# Task instructions:
Rewrite all of the material below, swapping every "testimonial-category" for "testimonial-group" and changing nothing else. Leave the pictures out of your answer.
____ Stored rows
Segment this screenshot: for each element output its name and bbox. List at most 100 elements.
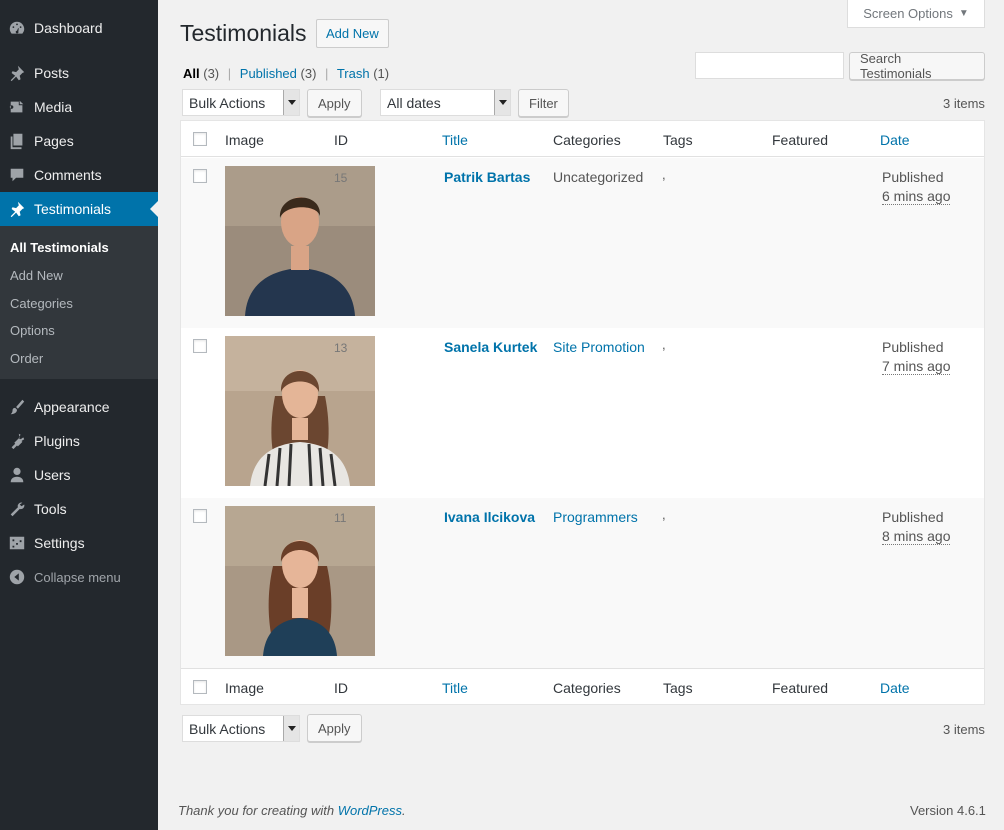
collapse-icon (0, 560, 34, 594)
sidebar-item-comments[interactable]: Comments (0, 158, 158, 192)
row-checkbox[interactable] (193, 339, 207, 353)
pages-icon (0, 124, 34, 158)
person-portrait-image (225, 336, 375, 486)
sliders-icon (0, 526, 34, 560)
testimonial-tags: , (662, 167, 666, 182)
dropdown-arrow-icon (494, 90, 510, 115)
sidebar-item-label: Dashboard (34, 20, 103, 36)
separator: | (227, 66, 232, 81)
testimonial-title-link[interactable]: Ivana Ilcikova (444, 509, 535, 525)
search-input[interactable] (695, 52, 844, 79)
testimonial-title-link[interactable]: Patrik Bartas (444, 169, 530, 185)
testimonial-title-link[interactable]: Sanela Kurtek (444, 339, 537, 355)
separator: | (325, 66, 329, 81)
person-portrait-image (225, 506, 375, 656)
sidebar-item-users[interactable]: Users (0, 458, 158, 492)
sidebar-item-settings[interactable]: Settings (0, 526, 158, 560)
column-title-sort[interactable]: Title (442, 680, 468, 696)
dropdown-arrow-icon (283, 90, 299, 115)
submenu-add-new[interactable]: Add New (10, 268, 63, 283)
testimonial-category[interactable]: Uncategorized (553, 169, 643, 185)
testimonial-category[interactable]: Programmers (553, 509, 638, 525)
bulk-actions-select-bottom[interactable]: Bulk Actions (182, 715, 300, 742)
footer-thanks-suffix: . (402, 803, 406, 818)
submenu-all-testimonials[interactable]: All Testimonials (10, 240, 109, 255)
table-row: 15 Patrik Bartas Uncategorized , Publish… (181, 158, 984, 328)
testimonial-category[interactable]: Site Promotion (553, 339, 645, 355)
table-footer: Image ID Title Categories Tags Featured … (181, 668, 984, 704)
pin-icon (0, 56, 34, 90)
testimonial-date: 6 mins ago (882, 188, 951, 205)
footer-thanks-text: Thank you for creating with (178, 803, 338, 818)
sidebar-item-testimonials[interactable]: Testimonials (0, 192, 158, 226)
sidebar-item-posts[interactable]: Posts (0, 56, 158, 90)
brush-icon (0, 390, 34, 424)
column-tags: Tags (663, 680, 693, 696)
column-image: Image (225, 680, 264, 696)
sidebar-item-label: Pages (34, 133, 74, 149)
row-checkbox[interactable] (193, 169, 207, 183)
testimonial-date: 7 mins ago (882, 358, 951, 375)
sidebar-item-tools[interactable]: Tools (0, 492, 158, 526)
view-published-count: (3) (300, 66, 317, 81)
search-testimonials-button[interactable]: Search Testimonials (849, 51, 985, 81)
view-trash-count: (1) (373, 66, 390, 81)
column-id: ID (334, 132, 348, 148)
column-date-sort[interactable]: Date (880, 680, 910, 696)
column-featured: Featured (772, 680, 829, 696)
select-all-checkbox[interactable] (193, 680, 207, 694)
column-categories: Categories (553, 132, 621, 148)
select-all-checkbox[interactable] (193, 132, 207, 146)
bulk-actions-select[interactable]: Bulk Actions (182, 89, 300, 116)
view-trash[interactable]: Trash (337, 66, 370, 81)
collapse-menu-label: Collapse menu (34, 569, 121, 585)
column-id: ID (334, 680, 348, 696)
sidebar-item-dashboard[interactable]: Dashboard (0, 11, 158, 45)
caret-down-icon: ▼ (958, 8, 969, 19)
testimonial-photo[interactable] (225, 506, 375, 656)
items-count: 3 items (943, 96, 985, 111)
wordpress-link[interactable]: WordPress (338, 803, 402, 818)
view-all[interactable]: All (183, 66, 200, 81)
submenu-options[interactable]: Options (10, 323, 55, 338)
submenu-order[interactable]: Order (10, 351, 43, 366)
sidebar-item-appearance[interactable]: Appearance (0, 390, 158, 424)
view-published[interactable]: Published (240, 66, 297, 81)
sidebar-item-plugins[interactable]: Plugins (0, 424, 158, 458)
apply-button[interactable]: Apply (307, 89, 362, 117)
sidebar-item-label: Comments (34, 167, 102, 183)
person-portrait-image (225, 166, 375, 316)
testimonial-photo[interactable] (225, 336, 375, 486)
dates-filter-select[interactable]: All dates (380, 89, 511, 116)
apply-button-bottom[interactable]: Apply (307, 714, 362, 742)
bulk-actions-value: Bulk Actions (189, 94, 266, 111)
screen-options-button[interactable]: Screen Options ▼ (847, 0, 985, 28)
collapse-menu-button[interactable]: Collapse menu (0, 560, 158, 594)
sidebar-item-label: Testimonials (34, 201, 112, 217)
sidebar-item-pages[interactable]: Pages (0, 124, 158, 158)
filter-button[interactable]: Filter (518, 89, 569, 117)
plug-icon (0, 424, 34, 458)
row-checkbox[interactable] (193, 509, 207, 523)
sidebar-item-media[interactable]: Media (0, 90, 158, 124)
dropdown-arrow-icon (283, 716, 299, 741)
dashboard-icon (0, 11, 34, 45)
comment-icon (0, 158, 34, 192)
sidebar-item-label: Settings (34, 535, 85, 551)
wrench-icon (0, 492, 34, 526)
view-all-count: (3) (203, 66, 220, 81)
pin-icon (0, 192, 34, 226)
column-date-sort[interactable]: Date (880, 132, 910, 148)
column-featured: Featured (772, 132, 829, 148)
column-title-sort[interactable]: Title (442, 132, 468, 148)
testimonials-table: Image ID Title Categories Tags Featured … (180, 120, 985, 705)
footer-thanks: Thank you for creating with WordPress. (178, 803, 406, 818)
column-tags: Tags (663, 132, 693, 148)
column-image: Image (225, 132, 264, 148)
testimonial-status: Published (882, 339, 944, 355)
column-categories: Categories (553, 680, 621, 696)
table-header: Image ID Title Categories Tags Featured … (181, 121, 984, 157)
testimonial-photo[interactable] (225, 166, 375, 316)
add-new-button[interactable]: Add New (316, 19, 389, 48)
submenu-categories[interactable]: Categories (10, 296, 73, 311)
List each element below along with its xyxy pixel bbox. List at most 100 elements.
________
# Answer in full:
Segment this screenshot: for each element output its name and bbox. List at most 100 elements.
collapse-icon (0, 560, 34, 594)
sidebar-item-comments[interactable]: Comments (0, 158, 158, 192)
row-checkbox[interactable] (193, 339, 207, 353)
pages-icon (0, 124, 34, 158)
person-portrait-image (225, 336, 375, 486)
sliders-icon (0, 526, 34, 560)
testimonial-tags: , (662, 167, 666, 182)
dropdown-arrow-icon (494, 90, 510, 115)
sidebar-item-label: Dashboard (34, 20, 103, 36)
separator: | (227, 66, 232, 81)
testimonial-title-link[interactable]: Ivana Ilcikova (444, 509, 535, 525)
search-input[interactable] (695, 52, 844, 79)
testimonial-title-link[interactable]: Patrik Bartas (444, 169, 530, 185)
testimonial-title-link[interactable]: Sanela Kurtek (444, 339, 537, 355)
separator: | (325, 66, 329, 81)
person-portrait-image (225, 506, 375, 656)
sidebar-item-users[interactable]: Users (0, 458, 158, 492)
sidebar-item-settings[interactable]: Settings (0, 526, 158, 560)
column-title-sort[interactable]: Title (442, 680, 468, 696)
dropdown-arrow-icon (283, 90, 299, 115)
submenu-add-new[interactable]: Add New (10, 268, 63, 283)
testimonial-group[interactable]: Uncategorized (553, 169, 643, 185)
testimonial-group[interactable]: Programmers (553, 509, 638, 525)
bulk-actions-select-bottom[interactable]: Bulk Actions (182, 715, 300, 742)
footer-thanks-suffix: . (402, 803, 406, 818)
submenu-all-testimonials[interactable]: All Testimonials (10, 240, 109, 255)
table-row: 15 Patrik Bartas Uncategorized , Publish… (181, 158, 984, 328)
testimonial-group[interactable]: Site Promotion (553, 339, 645, 355)
table-footer: Image ID Title Categories Tags Featured … (181, 668, 984, 704)
pin-icon (0, 56, 34, 90)
testimonial-date: 6 mins ago (882, 188, 951, 205)
footer-thanks-text: Thank you for creating with (178, 803, 338, 818)
sidebar-item-testimonials[interactable]: Testimonials (0, 192, 158, 226)
sidebar-item-posts[interactable]: Posts (0, 56, 158, 90)
brush-icon (0, 390, 34, 424)
column-tags: Tags (663, 680, 693, 696)
column-image: Image (225, 680, 264, 696)
sidebar-item-label: Pages (34, 133, 74, 149)
row-checkbox[interactable] (193, 169, 207, 183)
testimonial-date: 7 mins ago (882, 358, 951, 375)
sidebar-item-tools[interactable]: Tools (0, 492, 158, 526)
view-published-count: (3) (300, 66, 317, 81)
search-testimonials-button[interactable]: Search Testimonials (849, 51, 985, 81)
view-trash-count: (1) (373, 66, 390, 81)
column-id: ID (334, 132, 348, 148)
column-date-sort[interactable]: Date (880, 680, 910, 696)
column-featured: Featured (772, 680, 829, 696)
select-all-checkbox[interactable] (193, 680, 207, 694)
column-categories: Categories (553, 132, 621, 148)
select-all-checkbox[interactable] (193, 132, 207, 146)
bulk-actions-select[interactable]: Bulk Actions (182, 89, 300, 116)
view-trash[interactable]: Trash (337, 66, 370, 81)
collapse-menu-label: Collapse menu (34, 569, 121, 585)
column-id: ID (334, 680, 348, 696)
sidebar-item-dashboard[interactable]: Dashboard (0, 11, 158, 45)
caret-down-icon: ▼ (958, 8, 969, 19)
testimonial-photo[interactable] (225, 506, 375, 656)
items-count: 3 items (943, 96, 985, 111)
wordpress-link[interactable]: WordPress (338, 803, 402, 818)
view-all[interactable]: All (183, 66, 200, 81)
submenu-options[interactable]: Options (10, 323, 55, 338)
submenu-order[interactable]: Order (10, 351, 43, 366)
sidebar-item-appearance[interactable]: Appearance (0, 390, 158, 424)
view-published[interactable]: Published (240, 66, 297, 81)
sidebar-item-plugins[interactable]: Plugins (0, 424, 158, 458)
apply-button[interactable]: Apply (307, 89, 362, 117)
sidebar-item-label: Comments (34, 167, 102, 183)
person-portrait-image (225, 166, 375, 316)
testimonial-photo[interactable] (225, 336, 375, 486)
dates-filter-select[interactable]: All dates (380, 89, 511, 116)
apply-button-bottom[interactable]: Apply (307, 714, 362, 742)
bulk-actions-value: Bulk Actions (189, 94, 266, 111)
screen-options-button[interactable]: Screen Options ▼ (847, 0, 985, 28)
collapse-menu-button[interactable]: Collapse menu (0, 560, 158, 594)
sidebar-item-label: Testimonials (34, 201, 112, 217)
sidebar-item-pages[interactable]: Pages (0, 124, 158, 158)
filter-button[interactable]: Filter (518, 89, 569, 117)
plug-icon (0, 424, 34, 458)
row-checkbox[interactable] (193, 509, 207, 523)
sidebar-item-media[interactable]: Media (0, 90, 158, 124)
dropdown-arrow-icon (283, 716, 299, 741)
dashboard-icon (0, 11, 34, 45)
comment-icon (0, 158, 34, 192)
sidebar-item-label: Settings (34, 535, 85, 551)
wrench-icon (0, 492, 34, 526)
view-all-count: (3) (203, 66, 220, 81)
pin-icon (0, 192, 34, 226)
column-date-sort[interactable]: Date (880, 132, 910, 148)
column-featured: Featured (772, 132, 829, 148)
column-title-sort[interactable]: Title (442, 132, 468, 148)
testimonials-table: Image ID Title Categories Tags Featured … (180, 120, 985, 705)
footer-thanks: Thank you for creating with WordPress. (178, 803, 406, 818)
column-tags: Tags (663, 132, 693, 148)
column-image: Image (225, 132, 264, 148)
testimonial-status: Published (882, 339, 944, 355)
column-categories: Categories (553, 680, 621, 696)
table-header: Image ID Title Categories Tags Featured … (181, 121, 984, 157)
testimonial-photo[interactable] (225, 166, 375, 316)
add-new-button[interactable]: Add New (316, 19, 389, 48)
submenu-categories[interactable]: Categories (10, 296, 73, 311)
List each element below along with its xyxy pixel bbox. List at most 100 elements.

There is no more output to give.